# What the task asks:
Reproduce the material word for word; the images stay out.

==*==

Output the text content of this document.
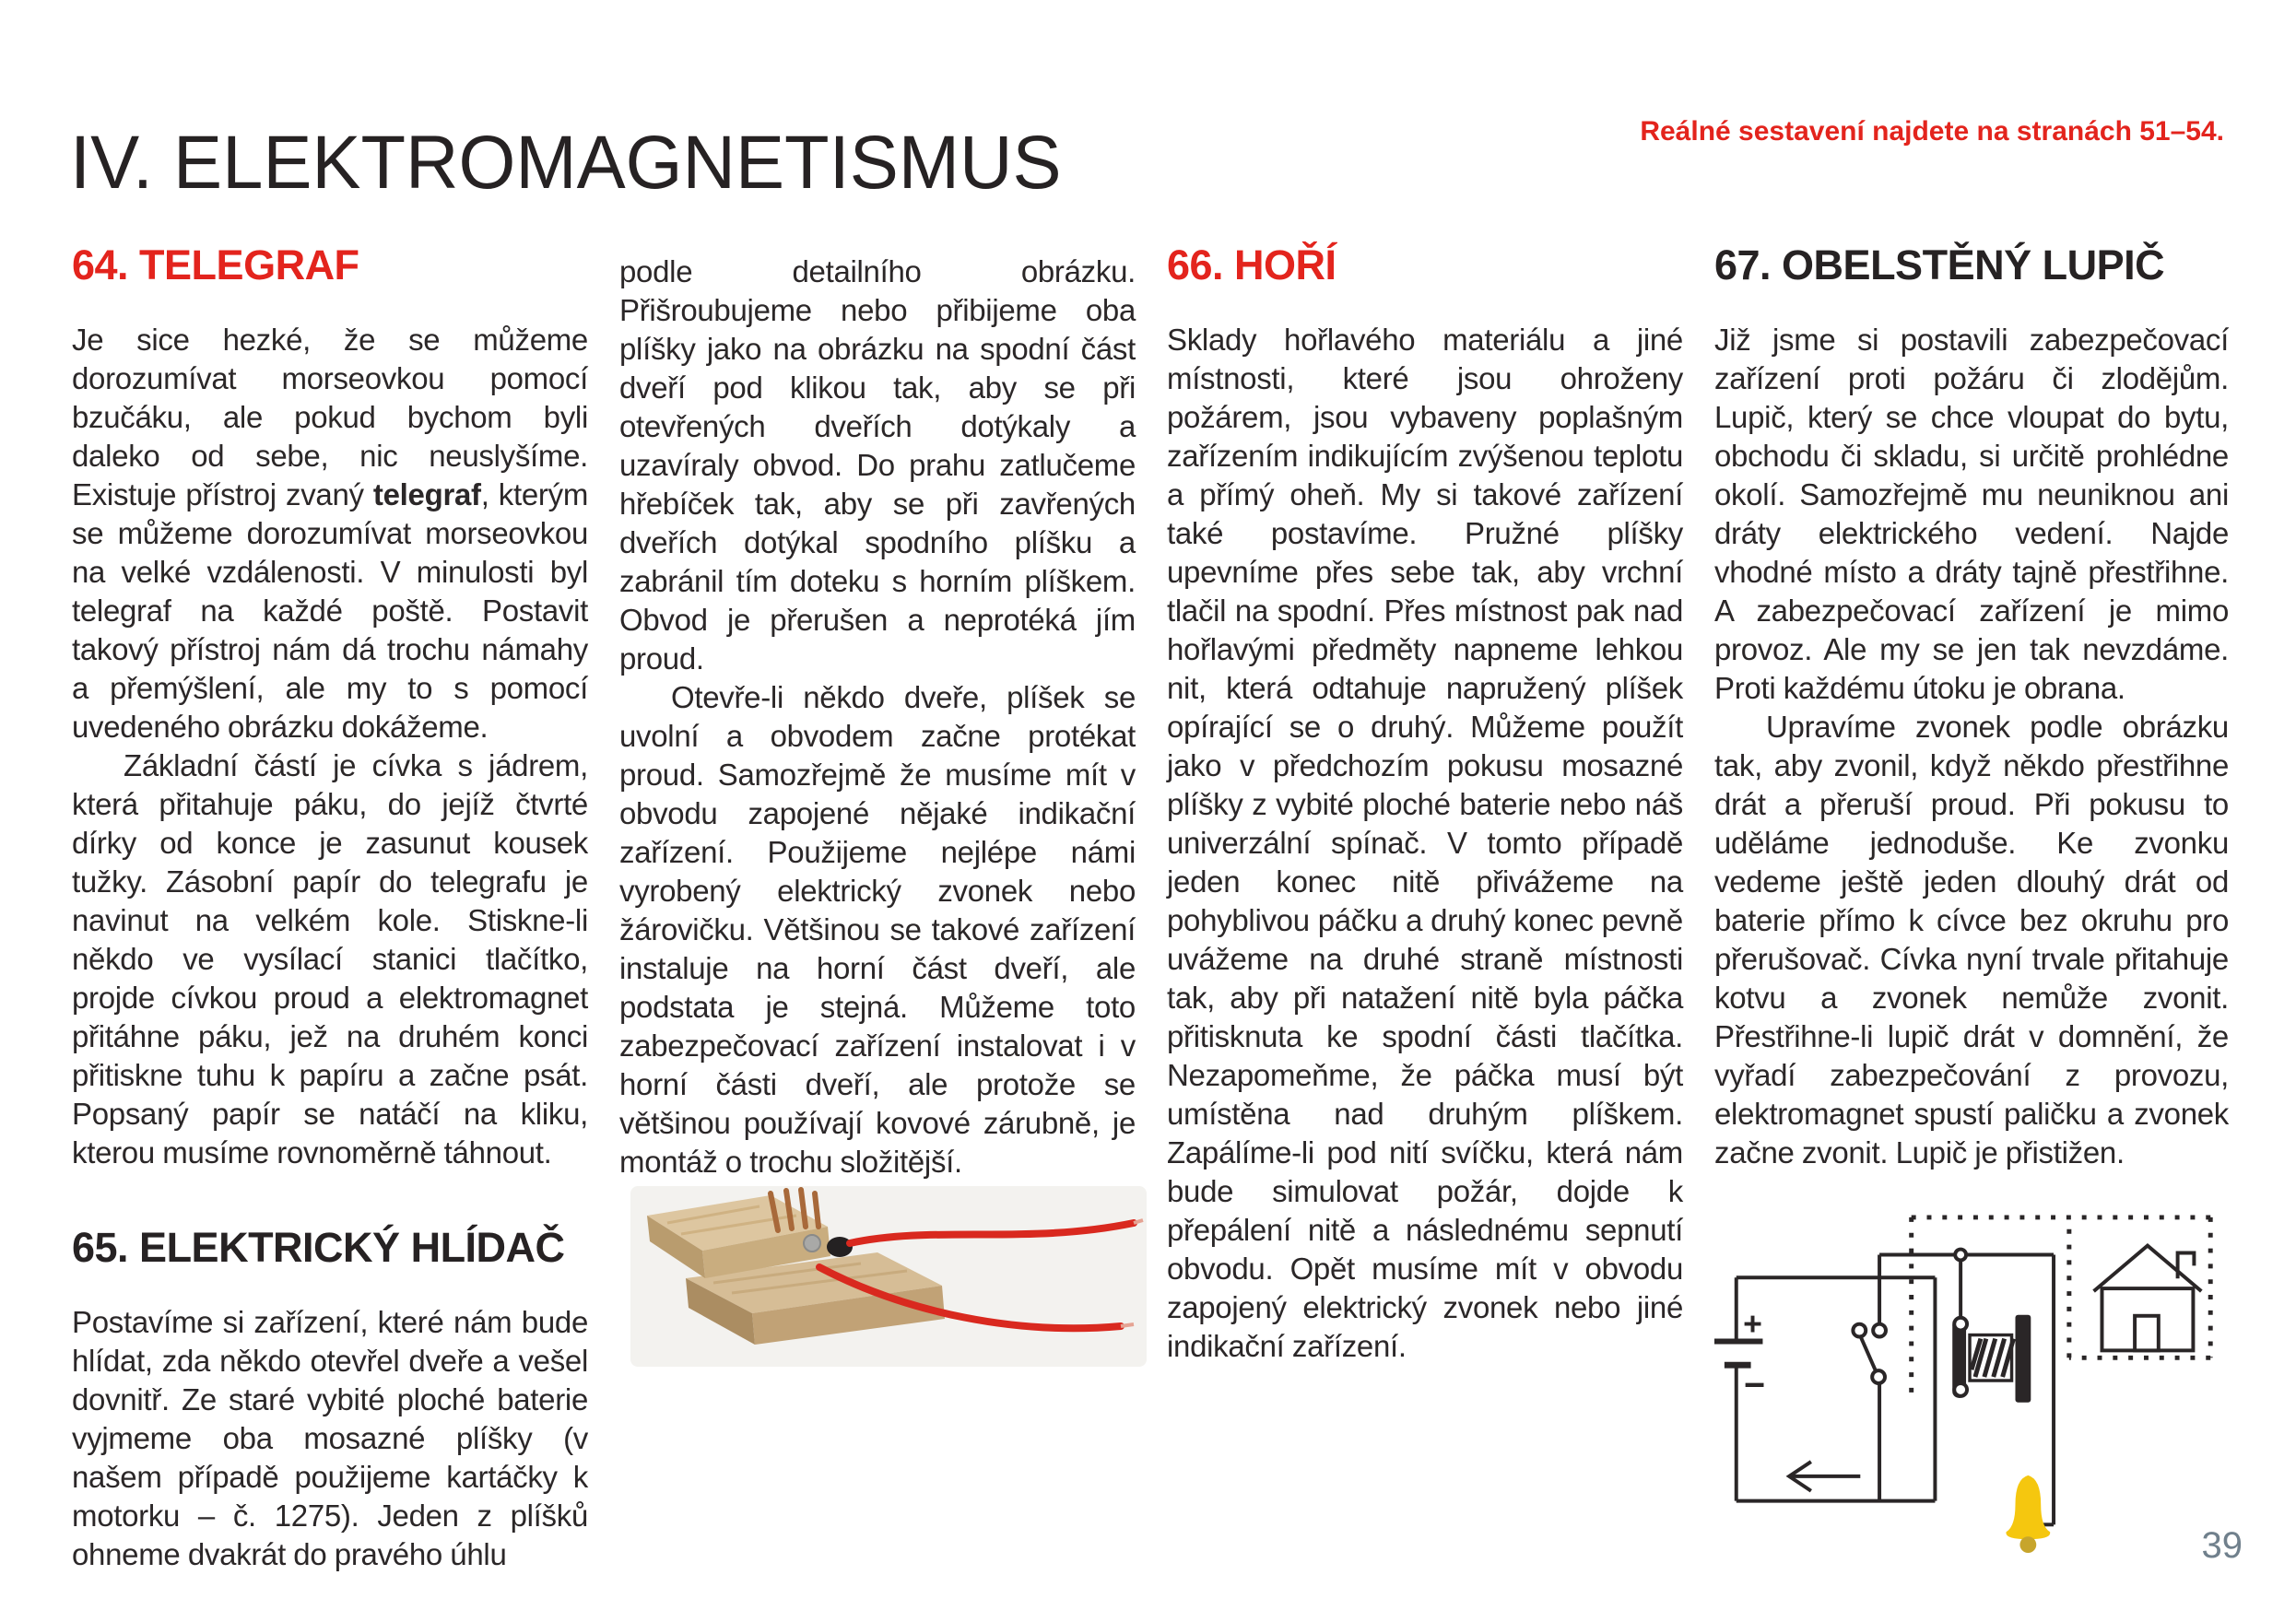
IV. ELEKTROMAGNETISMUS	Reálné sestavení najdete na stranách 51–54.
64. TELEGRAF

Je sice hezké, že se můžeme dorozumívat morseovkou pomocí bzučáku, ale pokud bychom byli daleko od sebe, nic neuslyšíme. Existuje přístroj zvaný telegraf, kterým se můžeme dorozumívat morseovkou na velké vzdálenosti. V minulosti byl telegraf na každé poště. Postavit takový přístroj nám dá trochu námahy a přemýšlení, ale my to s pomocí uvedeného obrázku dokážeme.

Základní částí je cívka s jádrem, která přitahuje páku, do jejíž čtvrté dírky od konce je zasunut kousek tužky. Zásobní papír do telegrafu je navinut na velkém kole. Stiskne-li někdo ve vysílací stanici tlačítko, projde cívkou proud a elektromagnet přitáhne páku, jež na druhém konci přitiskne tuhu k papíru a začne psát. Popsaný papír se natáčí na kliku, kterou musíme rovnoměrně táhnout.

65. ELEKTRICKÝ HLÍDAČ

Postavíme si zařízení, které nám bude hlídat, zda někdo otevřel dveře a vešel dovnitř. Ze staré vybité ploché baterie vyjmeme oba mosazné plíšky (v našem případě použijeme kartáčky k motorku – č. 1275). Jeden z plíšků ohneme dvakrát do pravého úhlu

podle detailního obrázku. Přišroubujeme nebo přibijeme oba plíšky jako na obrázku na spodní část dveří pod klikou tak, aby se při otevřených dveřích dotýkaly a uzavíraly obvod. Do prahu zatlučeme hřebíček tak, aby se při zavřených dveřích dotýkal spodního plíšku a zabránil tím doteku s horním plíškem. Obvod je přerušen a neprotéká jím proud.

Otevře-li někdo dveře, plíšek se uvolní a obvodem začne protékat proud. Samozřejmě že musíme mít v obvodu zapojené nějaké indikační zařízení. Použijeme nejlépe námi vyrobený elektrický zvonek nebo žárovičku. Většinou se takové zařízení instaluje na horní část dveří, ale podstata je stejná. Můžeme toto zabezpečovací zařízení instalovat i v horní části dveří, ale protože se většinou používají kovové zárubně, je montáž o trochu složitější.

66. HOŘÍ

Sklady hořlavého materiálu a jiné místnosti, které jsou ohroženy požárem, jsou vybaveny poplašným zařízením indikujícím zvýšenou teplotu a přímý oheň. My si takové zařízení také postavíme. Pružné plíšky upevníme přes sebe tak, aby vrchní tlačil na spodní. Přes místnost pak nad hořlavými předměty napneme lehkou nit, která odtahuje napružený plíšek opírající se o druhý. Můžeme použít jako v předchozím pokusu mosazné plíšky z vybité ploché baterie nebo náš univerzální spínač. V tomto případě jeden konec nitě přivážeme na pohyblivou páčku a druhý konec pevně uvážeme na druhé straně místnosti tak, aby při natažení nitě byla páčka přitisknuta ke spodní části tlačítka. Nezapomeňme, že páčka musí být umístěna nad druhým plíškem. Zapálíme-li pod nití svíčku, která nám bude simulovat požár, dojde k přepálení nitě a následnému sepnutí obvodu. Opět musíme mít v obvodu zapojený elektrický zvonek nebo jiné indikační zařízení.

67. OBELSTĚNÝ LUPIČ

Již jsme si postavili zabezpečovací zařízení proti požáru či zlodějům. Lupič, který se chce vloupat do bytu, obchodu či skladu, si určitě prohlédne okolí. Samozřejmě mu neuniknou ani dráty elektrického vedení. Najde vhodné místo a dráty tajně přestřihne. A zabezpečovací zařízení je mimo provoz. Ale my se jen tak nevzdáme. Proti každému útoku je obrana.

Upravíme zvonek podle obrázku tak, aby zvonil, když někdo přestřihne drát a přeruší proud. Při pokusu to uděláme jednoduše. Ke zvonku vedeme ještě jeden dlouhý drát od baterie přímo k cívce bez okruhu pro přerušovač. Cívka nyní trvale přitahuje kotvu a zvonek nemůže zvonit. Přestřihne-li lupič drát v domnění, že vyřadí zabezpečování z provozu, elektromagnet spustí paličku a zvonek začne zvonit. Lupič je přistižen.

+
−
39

==*==

# The answer:
Output the text content of this document.
IV. ELEKTROMAGNETISMUS	Reálné sestavení najdete na stranách 51–54.
64. TELEGRAF

Je sice hezké, že se můžeme dorozumívat morseovkou pomocí bzučáku, ale pokud bychom byli daleko od sebe, nic neuslyšíme. Existuje přístroj zvaný telegraf, kterým se můžeme dorozumívat morseovkou na velké vzdálenosti. V minulosti byl telegraf na každé poště. Postavit takový přístroj nám dá trochu námahy a přemýšlení, ale my to s pomocí uvedeného obrázku dokážeme.

Základní částí je cívka s jádrem, která přitahuje páku, do jejíž čtvrté dírky od konce je zasunut kousek tužky. Zásobní papír do telegrafu je navinut na velkém kole. Stiskne-li někdo ve vysílací stanici tlačítko, projde cívkou proud a elektromagnet přitáhne páku, jež na druhém konci přitiskne tuhu k papíru a začne psát. Popsaný papír se natáčí na kliku, kterou musíme rovnoměrně táhnout.

65. ELEKTRICKÝ HLÍDAČ

Postavíme si zařízení, které nám bude hlídat, zda někdo otevřel dveře a vešel dovnitř. Ze staré vybité ploché baterie vyjmeme oba mosazné plíšky (v našem případě použijeme kartáčky k motorku – č. 1275). Jeden z plíšků ohneme dvakrát do pravého úhlu

podle detailního obrázku. Přišroubujeme nebo přibijeme oba plíšky jako na obrázku na spodní část dveří pod klikou tak, aby se při otevřených dveřích dotýkaly a uzavíraly obvod. Do prahu zatlučeme hřebíček tak, aby se při zavřených dveřích dotýkal spodního plíšku a zabránil tím doteku s horním plíškem. Obvod je přerušen a neprotéká jím proud.

Otevře-li někdo dveře, plíšek se uvolní a obvodem začne protékat proud. Samozřejmě že musíme mít v obvodu zapojené nějaké indikační zařízení. Použijeme nejlépe námi vyrobený elektrický zvonek nebo žárovičku. Většinou se takové zařízení instaluje na horní část dveří, ale podstata je stejná. Můžeme toto zabezpečovací zařízení instalovat i v horní části dveří, ale protože se většinou používají kovové zárubně, je montáž o trochu složitější.

66. HOŘÍ

Sklady hořlavého materiálu a jiné místnosti, které jsou ohroženy požárem, jsou vybaveny poplašným zařízením indikujícím zvýšenou teplotu a přímý oheň. My si takové zařízení také postavíme. Pružné plíšky upevníme přes sebe tak, aby vrchní tlačil na spodní. Přes místnost pak nad hořlavými předměty napneme lehkou nit, která odtahuje napružený plíšek opírající se o druhý. Můžeme použít jako v předchozím pokusu mosazné plíšky z vybité ploché baterie nebo náš univerzální spínač. V tomto případě jeden konec nitě přivážeme na pohyblivou páčku a druhý konec pevně uvážeme na druhé straně místnosti tak, aby při natažení nitě byla páčka přitisknuta ke spodní části tlačítka. Nezapomeňme, že páčka musí být umístěna nad druhým plíškem. Zapálíme-li pod nití svíčku, která nám bude simulovat požár, dojde k přepálení nitě a následnému sepnutí obvodu. Opět musíme mít v obvodu zapojený elektrický zvonek nebo jiné indikační zařízení.

67. OBELSTĚNÝ LUPIČ

Již jsme si postavili zabezpečovací zařízení proti požáru či zlodějům. Lupič, který se chce vloupat do bytu, obchodu či skladu, si určitě prohlédne okolí. Samozřejmě mu neuniknou ani dráty elektrického vedení. Najde vhodné místo a dráty tajně přestřihne. A zabezpečovací zařízení je mimo provoz. Ale my se jen tak nevzdáme. Proti každému útoku je obrana.

Upravíme zvonek podle obrázku tak, aby zvonil, když někdo přestřihne drát a přeruší proud. Při pokusu to uděláme jednoduše. Ke zvonku vedeme ještě jeden dlouhý drát od baterie přímo k cívce bez okruhu pro přerušovač. Cívka nyní trvale přitahuje kotvu a zvonek nemůže zvonit. Přestřihne-li lupič drát v domnění, že vyřadí zabezpečování z provozu, elektromagnet spustí paličku a zvonek začne zvonit. Lupič je přistižen.

+
−
39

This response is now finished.